Figure record listings
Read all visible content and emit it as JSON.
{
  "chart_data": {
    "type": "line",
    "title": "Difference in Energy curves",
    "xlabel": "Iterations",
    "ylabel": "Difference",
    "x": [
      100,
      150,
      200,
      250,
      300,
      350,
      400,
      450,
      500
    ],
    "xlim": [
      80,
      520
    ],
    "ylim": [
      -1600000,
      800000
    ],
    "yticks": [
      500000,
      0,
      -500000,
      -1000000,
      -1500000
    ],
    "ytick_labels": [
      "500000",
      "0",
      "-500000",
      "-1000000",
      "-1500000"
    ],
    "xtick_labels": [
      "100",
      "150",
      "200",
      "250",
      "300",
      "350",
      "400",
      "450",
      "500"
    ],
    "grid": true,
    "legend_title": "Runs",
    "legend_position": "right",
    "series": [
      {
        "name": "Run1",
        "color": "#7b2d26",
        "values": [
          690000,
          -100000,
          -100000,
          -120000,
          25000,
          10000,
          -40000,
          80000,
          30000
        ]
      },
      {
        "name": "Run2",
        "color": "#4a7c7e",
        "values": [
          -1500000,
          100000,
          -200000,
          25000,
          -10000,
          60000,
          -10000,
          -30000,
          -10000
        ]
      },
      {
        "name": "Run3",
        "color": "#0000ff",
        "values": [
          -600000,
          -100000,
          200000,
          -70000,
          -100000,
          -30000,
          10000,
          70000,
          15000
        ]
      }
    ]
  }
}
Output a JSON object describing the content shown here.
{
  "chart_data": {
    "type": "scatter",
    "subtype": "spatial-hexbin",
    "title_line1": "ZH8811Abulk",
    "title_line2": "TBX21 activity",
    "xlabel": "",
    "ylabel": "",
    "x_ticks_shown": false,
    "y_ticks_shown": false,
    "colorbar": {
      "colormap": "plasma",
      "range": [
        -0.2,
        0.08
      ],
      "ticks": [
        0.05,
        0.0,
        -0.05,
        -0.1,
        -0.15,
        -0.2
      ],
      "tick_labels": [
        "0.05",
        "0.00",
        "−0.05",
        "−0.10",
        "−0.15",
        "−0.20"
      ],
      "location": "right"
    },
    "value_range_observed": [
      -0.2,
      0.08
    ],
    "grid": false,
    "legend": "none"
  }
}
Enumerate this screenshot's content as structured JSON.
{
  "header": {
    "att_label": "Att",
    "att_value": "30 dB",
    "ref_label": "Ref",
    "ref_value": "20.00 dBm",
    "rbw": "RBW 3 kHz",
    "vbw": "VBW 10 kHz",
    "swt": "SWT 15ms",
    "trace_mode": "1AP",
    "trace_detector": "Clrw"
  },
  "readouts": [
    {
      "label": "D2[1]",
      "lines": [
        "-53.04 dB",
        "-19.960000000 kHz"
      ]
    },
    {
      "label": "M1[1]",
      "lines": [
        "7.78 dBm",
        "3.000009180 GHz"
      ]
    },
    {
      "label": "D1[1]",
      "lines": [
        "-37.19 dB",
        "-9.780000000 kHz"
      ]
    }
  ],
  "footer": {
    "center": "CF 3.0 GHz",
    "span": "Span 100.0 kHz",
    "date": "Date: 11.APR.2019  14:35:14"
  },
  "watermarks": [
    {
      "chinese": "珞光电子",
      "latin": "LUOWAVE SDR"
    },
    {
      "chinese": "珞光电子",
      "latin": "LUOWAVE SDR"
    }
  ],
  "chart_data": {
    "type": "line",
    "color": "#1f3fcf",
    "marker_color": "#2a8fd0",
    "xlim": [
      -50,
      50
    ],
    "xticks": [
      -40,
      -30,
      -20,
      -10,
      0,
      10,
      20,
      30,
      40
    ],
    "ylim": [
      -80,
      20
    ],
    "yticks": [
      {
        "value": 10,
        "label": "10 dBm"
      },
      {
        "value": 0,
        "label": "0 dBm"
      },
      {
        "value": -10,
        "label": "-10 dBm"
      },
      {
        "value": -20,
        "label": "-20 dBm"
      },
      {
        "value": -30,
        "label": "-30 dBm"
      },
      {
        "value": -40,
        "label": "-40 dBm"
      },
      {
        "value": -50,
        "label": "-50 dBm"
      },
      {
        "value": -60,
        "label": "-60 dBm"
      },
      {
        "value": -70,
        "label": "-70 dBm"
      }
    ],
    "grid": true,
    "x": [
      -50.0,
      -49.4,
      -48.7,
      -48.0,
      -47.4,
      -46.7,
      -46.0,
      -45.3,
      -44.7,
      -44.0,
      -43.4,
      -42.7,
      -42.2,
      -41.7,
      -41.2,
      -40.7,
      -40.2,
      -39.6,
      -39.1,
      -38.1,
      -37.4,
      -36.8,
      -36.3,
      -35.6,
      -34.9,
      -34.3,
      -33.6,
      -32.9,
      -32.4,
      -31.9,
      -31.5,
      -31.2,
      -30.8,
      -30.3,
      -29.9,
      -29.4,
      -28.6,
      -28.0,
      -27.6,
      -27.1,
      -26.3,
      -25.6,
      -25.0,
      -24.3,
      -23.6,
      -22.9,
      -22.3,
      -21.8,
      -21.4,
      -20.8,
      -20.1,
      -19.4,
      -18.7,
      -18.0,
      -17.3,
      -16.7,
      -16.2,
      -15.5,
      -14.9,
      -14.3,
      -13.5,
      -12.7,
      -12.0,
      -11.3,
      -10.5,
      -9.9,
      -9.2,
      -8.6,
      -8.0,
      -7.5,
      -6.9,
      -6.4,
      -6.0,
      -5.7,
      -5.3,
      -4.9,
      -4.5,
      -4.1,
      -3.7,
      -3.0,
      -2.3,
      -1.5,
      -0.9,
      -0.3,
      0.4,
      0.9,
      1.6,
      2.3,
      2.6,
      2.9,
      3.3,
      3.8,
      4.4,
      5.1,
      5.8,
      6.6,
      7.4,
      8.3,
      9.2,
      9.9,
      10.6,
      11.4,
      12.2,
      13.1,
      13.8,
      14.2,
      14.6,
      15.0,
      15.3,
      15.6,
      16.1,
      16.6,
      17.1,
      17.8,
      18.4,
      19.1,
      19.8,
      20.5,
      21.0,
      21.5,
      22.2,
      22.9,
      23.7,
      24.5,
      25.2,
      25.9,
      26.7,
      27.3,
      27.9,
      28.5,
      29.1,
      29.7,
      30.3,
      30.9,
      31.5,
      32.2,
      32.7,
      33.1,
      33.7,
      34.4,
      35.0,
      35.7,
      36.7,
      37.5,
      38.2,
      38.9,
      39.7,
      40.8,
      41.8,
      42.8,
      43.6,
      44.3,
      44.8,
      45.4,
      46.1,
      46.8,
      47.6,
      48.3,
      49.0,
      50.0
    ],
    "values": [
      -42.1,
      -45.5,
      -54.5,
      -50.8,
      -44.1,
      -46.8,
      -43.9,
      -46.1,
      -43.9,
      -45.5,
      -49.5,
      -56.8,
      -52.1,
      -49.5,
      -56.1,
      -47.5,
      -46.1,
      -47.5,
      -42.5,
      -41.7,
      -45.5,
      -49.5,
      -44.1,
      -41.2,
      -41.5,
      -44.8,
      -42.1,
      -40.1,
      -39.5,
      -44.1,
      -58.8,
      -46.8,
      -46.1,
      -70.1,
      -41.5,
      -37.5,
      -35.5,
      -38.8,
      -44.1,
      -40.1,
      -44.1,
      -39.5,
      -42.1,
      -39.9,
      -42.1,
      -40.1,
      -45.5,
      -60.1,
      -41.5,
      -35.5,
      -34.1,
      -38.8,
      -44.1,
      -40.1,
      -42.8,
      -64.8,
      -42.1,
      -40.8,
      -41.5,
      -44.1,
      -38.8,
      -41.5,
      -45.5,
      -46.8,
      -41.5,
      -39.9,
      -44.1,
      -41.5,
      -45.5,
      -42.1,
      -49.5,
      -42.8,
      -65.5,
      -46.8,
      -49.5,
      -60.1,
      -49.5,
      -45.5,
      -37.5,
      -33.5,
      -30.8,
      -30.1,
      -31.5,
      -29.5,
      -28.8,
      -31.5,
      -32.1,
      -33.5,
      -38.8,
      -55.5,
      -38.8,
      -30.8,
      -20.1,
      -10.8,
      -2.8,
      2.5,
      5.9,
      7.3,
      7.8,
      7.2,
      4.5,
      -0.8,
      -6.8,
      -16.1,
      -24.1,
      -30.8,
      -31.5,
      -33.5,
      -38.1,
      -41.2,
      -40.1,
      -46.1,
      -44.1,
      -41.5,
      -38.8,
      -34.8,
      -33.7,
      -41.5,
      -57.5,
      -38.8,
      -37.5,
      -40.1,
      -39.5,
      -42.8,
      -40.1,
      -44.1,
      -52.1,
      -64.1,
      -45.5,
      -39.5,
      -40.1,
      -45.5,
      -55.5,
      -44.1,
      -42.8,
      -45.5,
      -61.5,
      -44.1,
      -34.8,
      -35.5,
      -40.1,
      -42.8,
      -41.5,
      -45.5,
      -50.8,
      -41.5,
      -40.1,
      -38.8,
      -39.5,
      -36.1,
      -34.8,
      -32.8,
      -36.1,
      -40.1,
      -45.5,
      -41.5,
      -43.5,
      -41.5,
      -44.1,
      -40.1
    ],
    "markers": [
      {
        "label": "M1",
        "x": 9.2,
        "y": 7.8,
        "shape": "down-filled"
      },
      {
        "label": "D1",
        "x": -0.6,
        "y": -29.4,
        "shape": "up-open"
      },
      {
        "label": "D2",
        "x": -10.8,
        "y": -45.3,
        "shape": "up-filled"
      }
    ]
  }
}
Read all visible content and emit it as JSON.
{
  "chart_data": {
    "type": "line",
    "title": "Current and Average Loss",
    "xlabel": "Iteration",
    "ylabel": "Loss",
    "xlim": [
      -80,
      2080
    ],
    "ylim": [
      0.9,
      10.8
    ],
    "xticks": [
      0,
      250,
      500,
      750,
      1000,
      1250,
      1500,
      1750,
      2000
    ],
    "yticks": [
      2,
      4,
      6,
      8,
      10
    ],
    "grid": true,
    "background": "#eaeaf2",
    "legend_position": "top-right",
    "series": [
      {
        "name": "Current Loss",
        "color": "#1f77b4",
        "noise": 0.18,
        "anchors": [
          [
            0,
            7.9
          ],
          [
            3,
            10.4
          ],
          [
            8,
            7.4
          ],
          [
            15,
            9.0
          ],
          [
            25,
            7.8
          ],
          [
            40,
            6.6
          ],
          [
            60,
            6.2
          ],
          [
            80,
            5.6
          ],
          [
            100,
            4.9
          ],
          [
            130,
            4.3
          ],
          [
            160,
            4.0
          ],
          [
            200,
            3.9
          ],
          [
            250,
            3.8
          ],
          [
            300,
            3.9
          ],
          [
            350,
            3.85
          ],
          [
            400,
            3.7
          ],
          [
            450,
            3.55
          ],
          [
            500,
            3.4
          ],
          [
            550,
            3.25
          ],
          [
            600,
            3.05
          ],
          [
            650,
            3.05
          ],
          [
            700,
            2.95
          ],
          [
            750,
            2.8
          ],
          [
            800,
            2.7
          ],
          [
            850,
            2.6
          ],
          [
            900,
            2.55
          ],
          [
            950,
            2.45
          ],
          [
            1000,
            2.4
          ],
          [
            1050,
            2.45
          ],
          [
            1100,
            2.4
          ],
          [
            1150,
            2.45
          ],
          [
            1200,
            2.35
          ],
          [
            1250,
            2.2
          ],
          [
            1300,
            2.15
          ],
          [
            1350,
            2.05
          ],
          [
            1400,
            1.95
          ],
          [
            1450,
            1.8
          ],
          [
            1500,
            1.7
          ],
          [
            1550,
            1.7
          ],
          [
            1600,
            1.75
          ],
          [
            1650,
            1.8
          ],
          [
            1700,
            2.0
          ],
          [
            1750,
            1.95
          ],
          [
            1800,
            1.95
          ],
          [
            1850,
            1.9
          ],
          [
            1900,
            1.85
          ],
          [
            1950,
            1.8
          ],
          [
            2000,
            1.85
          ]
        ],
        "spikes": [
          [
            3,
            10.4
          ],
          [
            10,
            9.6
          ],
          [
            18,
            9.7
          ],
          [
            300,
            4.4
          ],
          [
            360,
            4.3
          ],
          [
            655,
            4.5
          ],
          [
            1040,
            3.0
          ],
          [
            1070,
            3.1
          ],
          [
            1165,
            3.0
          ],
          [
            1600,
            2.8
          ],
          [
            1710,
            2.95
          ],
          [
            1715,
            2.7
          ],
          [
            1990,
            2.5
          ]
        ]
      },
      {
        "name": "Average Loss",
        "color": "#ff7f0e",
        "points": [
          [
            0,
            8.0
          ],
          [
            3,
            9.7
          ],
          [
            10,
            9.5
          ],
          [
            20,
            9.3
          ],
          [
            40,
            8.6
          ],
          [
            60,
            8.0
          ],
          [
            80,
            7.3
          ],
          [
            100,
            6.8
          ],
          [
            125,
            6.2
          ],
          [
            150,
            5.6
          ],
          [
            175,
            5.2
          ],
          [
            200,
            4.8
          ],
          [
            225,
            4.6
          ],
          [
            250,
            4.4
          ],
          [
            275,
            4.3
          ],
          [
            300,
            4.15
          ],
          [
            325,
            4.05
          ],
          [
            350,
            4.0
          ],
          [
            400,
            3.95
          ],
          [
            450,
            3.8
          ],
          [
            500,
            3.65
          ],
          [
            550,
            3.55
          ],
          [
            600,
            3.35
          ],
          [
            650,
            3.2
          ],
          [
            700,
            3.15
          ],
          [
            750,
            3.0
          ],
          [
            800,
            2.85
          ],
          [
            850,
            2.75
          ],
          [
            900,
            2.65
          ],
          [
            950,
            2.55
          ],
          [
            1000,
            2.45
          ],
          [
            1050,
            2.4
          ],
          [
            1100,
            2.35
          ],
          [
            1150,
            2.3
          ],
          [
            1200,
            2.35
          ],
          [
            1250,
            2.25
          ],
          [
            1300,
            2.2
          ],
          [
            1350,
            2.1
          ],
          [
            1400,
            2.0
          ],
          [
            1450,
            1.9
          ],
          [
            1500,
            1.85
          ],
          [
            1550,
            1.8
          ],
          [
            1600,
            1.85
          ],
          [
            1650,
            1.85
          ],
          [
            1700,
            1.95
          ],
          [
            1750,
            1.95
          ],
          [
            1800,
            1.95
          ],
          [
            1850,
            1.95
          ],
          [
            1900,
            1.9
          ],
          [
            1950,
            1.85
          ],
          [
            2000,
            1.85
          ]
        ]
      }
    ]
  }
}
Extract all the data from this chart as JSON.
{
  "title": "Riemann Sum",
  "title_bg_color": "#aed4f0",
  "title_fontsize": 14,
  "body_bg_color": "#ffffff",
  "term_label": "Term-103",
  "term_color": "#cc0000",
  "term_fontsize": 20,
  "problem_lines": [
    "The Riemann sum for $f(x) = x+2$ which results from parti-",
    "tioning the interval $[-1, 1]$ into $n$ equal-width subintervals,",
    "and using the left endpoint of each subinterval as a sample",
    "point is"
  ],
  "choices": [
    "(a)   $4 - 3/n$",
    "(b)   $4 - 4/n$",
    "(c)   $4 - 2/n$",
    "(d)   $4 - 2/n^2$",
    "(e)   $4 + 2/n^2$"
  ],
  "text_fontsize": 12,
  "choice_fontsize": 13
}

_What you need to do_:
Find the string "this" in the records, then copy each line where it occurs.

_Finished answer_:
Enumerate this screenshot's content as structured JSON.
Extract all the data from this chart as JSON.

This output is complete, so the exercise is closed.